Task goal: All of the material below is to be restated word for word, apart from the pictures.

>> Start Material provided

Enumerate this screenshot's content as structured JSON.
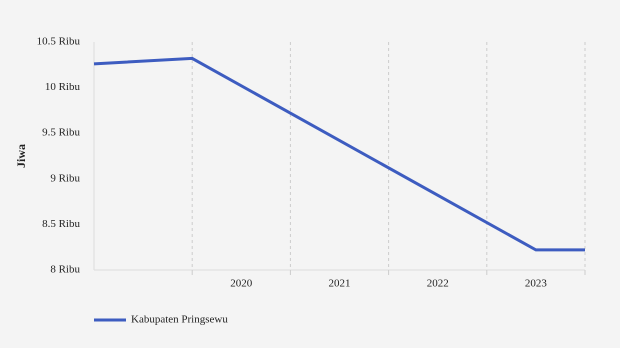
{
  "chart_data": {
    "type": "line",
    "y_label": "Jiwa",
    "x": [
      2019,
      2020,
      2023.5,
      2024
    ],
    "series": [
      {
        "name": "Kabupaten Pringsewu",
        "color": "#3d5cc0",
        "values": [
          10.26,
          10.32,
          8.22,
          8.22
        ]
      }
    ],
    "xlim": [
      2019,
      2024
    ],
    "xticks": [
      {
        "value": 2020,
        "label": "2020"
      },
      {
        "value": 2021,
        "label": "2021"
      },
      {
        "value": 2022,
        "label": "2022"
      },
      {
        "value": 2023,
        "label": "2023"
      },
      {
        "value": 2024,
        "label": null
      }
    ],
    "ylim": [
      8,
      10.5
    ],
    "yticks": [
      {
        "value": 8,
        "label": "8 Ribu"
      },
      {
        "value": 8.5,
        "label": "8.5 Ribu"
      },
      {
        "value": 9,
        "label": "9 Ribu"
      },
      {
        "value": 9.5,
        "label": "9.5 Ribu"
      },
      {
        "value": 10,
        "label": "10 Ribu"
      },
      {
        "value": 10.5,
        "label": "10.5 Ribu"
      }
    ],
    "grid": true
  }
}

>> End Material provided

The answer:
Enumerate this screenshot's content as structured JSON.
{
  "chart_data": {
    "type": "line",
    "y_label": "Jiwa",
    "x": [
      2019,
      2020,
      2023.5,
      2024
    ],
    "series": [
      {
        "name": "Kabupaten Pringsewu",
        "color": "#3d5cc0",
        "values": [
          10.26,
          10.32,
          8.22,
          8.22
        ]
      }
    ],
    "xlim": [
      2019,
      2024
    ],
    "xticks": [
      {
        "value": 2020,
        "label": "2020"
      },
      {
        "value": 2021,
        "label": "2021"
      },
      {
        "value": 2022,
        "label": "2022"
      },
      {
        "value": 2023,
        "label": "2023"
      },
      {
        "value": 2024,
        "label": null
      }
    ],
    "ylim": [
      8,
      10.5
    ],
    "yticks": [
      {
        "value": 8,
        "label": "8 Ribu"
      },
      {
        "value": 8.5,
        "label": "8.5 Ribu"
      },
      {
        "value": 9,
        "label": "9 Ribu"
      },
      {
        "value": 9.5,
        "label": "9.5 Ribu"
      },
      {
        "value": 10,
        "label": "10 Ribu"
      },
      {
        "value": 10.5,
        "label": "10.5 Ribu"
      }
    ],
    "grid": true
  }
}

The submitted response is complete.